### CHALLENGE
Using the material below, copy every line where "الغنى" appears.

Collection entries

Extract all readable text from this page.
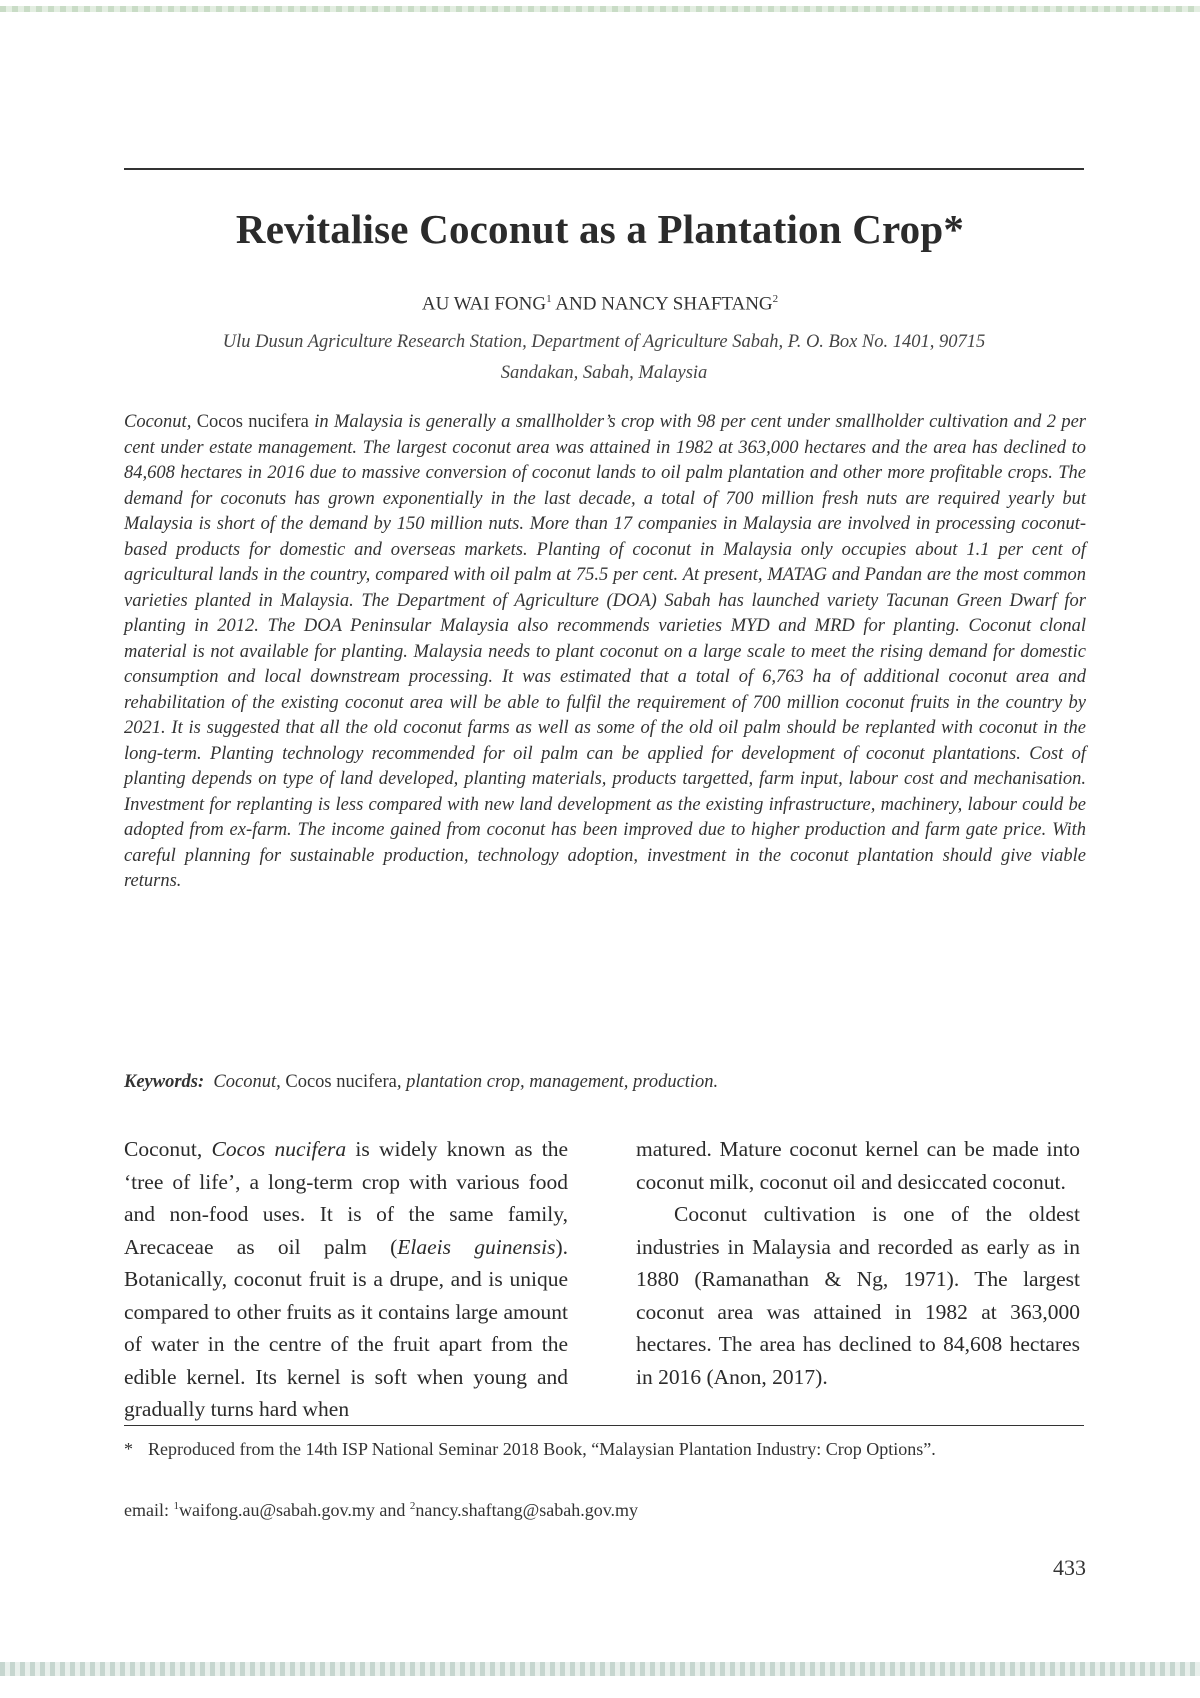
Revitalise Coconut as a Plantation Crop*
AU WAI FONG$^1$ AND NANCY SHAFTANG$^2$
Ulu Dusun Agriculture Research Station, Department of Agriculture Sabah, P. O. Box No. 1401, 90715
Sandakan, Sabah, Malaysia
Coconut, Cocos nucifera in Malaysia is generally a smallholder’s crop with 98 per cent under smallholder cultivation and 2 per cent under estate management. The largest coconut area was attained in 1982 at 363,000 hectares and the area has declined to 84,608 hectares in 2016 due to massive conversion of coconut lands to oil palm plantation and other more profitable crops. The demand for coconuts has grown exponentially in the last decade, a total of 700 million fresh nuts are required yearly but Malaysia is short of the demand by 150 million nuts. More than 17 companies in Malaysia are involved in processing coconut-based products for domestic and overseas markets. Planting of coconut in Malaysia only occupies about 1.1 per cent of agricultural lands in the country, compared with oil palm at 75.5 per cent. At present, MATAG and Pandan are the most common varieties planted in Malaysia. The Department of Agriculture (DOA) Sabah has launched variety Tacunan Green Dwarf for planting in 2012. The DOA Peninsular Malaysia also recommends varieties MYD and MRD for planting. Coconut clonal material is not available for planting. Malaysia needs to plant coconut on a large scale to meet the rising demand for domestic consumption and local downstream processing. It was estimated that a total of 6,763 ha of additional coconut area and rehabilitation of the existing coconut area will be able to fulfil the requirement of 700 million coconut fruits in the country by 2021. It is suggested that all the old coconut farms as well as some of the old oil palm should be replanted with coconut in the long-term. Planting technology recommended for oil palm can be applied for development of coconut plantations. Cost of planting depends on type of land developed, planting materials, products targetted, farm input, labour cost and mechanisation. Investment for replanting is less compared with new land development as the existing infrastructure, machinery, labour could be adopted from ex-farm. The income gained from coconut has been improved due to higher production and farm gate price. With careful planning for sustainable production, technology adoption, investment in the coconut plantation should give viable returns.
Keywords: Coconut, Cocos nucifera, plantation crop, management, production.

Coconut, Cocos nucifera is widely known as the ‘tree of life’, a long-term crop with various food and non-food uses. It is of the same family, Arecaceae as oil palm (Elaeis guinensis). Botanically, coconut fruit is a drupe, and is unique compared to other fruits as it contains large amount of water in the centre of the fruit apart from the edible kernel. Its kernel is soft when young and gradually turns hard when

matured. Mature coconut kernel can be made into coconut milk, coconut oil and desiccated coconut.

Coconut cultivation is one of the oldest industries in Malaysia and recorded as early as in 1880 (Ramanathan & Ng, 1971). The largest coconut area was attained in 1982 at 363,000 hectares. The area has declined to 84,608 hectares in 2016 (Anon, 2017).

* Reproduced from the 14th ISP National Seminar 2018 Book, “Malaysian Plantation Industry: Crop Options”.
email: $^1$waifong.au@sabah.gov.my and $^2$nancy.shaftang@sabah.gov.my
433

==

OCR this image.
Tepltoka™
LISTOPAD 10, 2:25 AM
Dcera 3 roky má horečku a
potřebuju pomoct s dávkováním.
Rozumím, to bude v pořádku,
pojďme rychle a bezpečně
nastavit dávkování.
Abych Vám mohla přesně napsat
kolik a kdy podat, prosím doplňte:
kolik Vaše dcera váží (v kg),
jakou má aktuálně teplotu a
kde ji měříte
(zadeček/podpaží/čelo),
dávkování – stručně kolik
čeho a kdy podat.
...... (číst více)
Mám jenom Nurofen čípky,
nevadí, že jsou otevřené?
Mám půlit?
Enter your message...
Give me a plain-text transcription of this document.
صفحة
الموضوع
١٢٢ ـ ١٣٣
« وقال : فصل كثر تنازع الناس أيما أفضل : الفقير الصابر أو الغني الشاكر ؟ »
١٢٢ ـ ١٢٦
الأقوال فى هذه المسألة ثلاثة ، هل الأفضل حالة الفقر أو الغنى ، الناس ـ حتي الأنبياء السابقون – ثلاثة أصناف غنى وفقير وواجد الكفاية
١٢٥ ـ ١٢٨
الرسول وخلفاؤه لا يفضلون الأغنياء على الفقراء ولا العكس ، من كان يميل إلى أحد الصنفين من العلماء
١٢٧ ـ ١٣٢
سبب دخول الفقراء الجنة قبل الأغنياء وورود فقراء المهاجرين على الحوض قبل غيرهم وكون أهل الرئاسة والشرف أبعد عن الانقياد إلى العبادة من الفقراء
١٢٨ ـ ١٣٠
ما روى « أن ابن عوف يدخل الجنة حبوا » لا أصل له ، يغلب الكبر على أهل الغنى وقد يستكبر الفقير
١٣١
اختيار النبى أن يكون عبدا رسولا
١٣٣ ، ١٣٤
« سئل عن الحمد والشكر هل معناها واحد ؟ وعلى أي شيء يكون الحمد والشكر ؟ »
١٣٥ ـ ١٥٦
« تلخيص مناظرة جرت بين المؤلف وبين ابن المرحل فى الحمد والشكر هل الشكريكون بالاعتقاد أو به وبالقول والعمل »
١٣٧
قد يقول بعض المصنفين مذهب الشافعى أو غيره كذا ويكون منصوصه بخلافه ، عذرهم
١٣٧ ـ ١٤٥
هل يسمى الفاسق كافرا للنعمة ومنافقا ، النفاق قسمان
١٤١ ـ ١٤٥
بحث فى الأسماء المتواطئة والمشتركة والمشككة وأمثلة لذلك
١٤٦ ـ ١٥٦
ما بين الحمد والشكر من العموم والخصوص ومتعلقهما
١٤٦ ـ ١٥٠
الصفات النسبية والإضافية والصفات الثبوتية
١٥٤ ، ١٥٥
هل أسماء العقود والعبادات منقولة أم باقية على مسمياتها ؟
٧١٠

---

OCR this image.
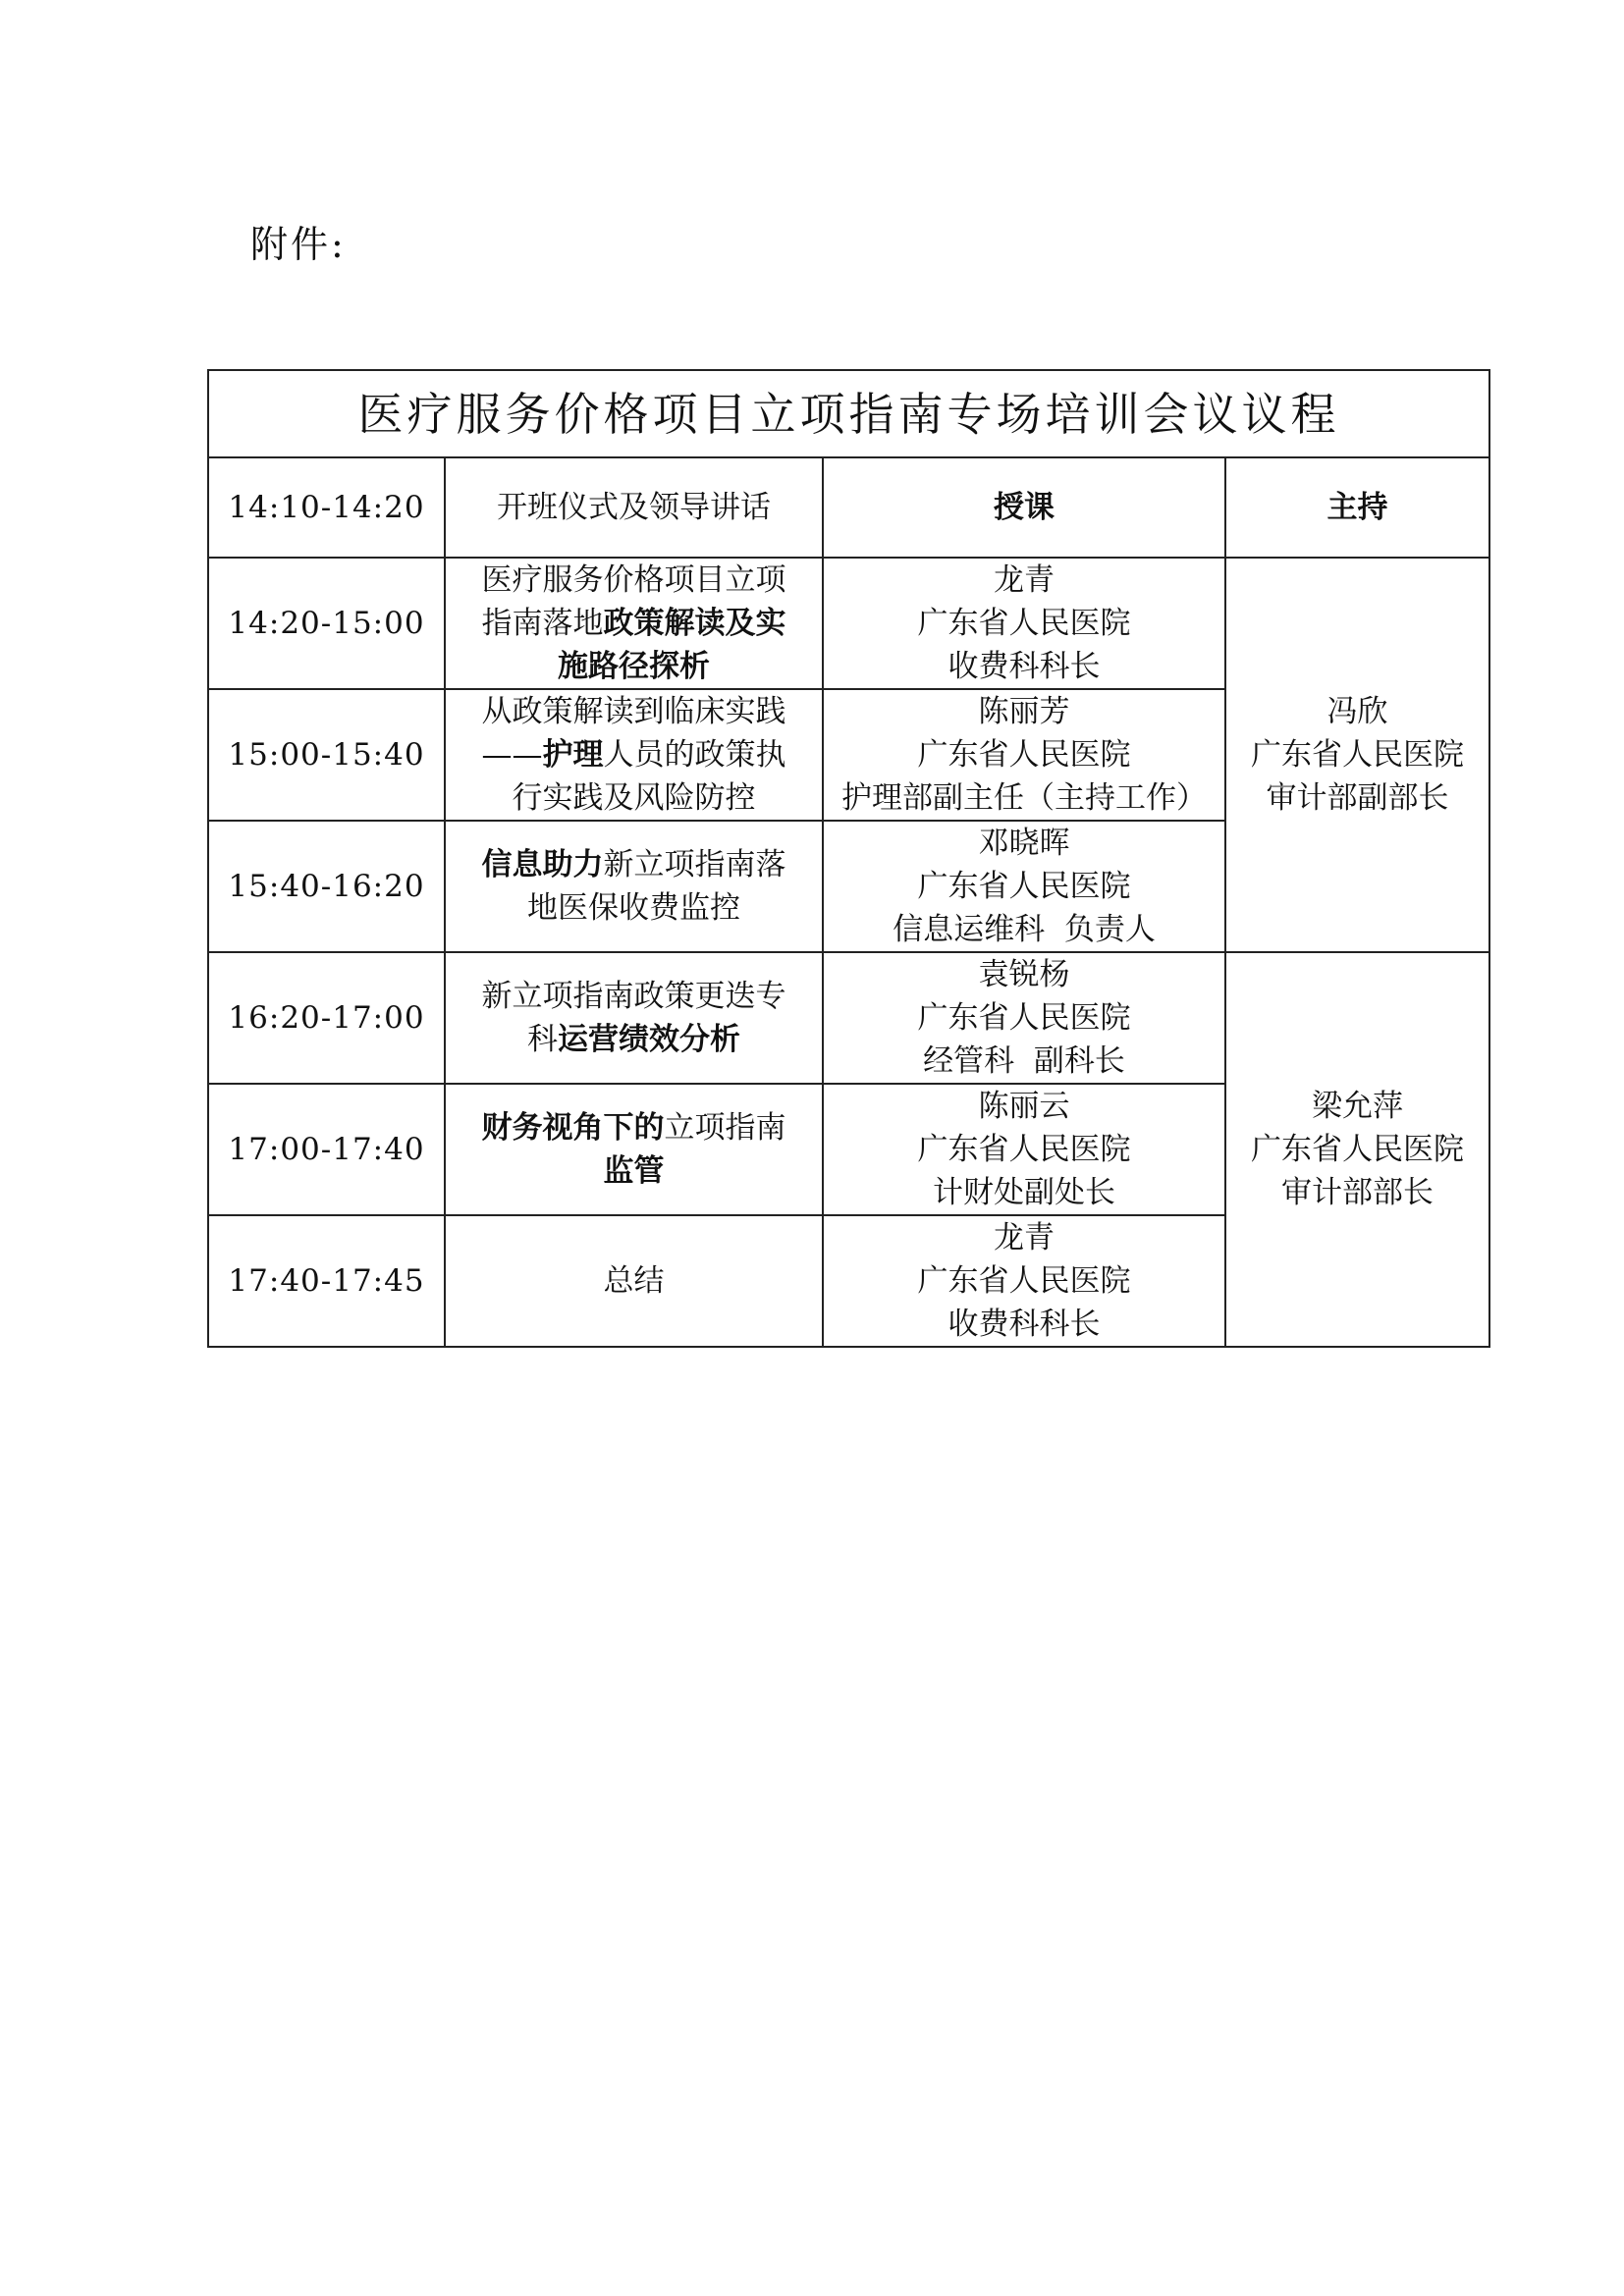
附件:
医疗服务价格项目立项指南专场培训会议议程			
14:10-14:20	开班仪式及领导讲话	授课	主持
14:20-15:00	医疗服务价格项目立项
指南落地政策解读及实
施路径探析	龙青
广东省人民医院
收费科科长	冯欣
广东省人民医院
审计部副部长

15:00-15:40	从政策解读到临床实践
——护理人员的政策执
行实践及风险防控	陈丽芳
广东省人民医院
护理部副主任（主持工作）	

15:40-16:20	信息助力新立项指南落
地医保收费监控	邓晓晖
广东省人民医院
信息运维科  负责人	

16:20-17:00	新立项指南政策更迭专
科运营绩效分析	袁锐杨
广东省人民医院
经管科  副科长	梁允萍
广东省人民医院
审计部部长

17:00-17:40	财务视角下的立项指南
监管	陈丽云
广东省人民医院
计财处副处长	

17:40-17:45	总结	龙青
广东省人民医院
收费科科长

### ANSWER FOR THE TASK
الأقوال فى هذه المسألة ثلاثة ، هل الأفضل حالة الفقر أو الغنى ، الناس ـ حتي الأنبياء السابقون – ثلاثة أصناف غنى وفقير وواجد الكفاية
ما روى « أن ابن عوف يدخل الجنة حبوا » لا أصل له ، يغلب الكبر على أهل الغنى وقد يستكبر الفقير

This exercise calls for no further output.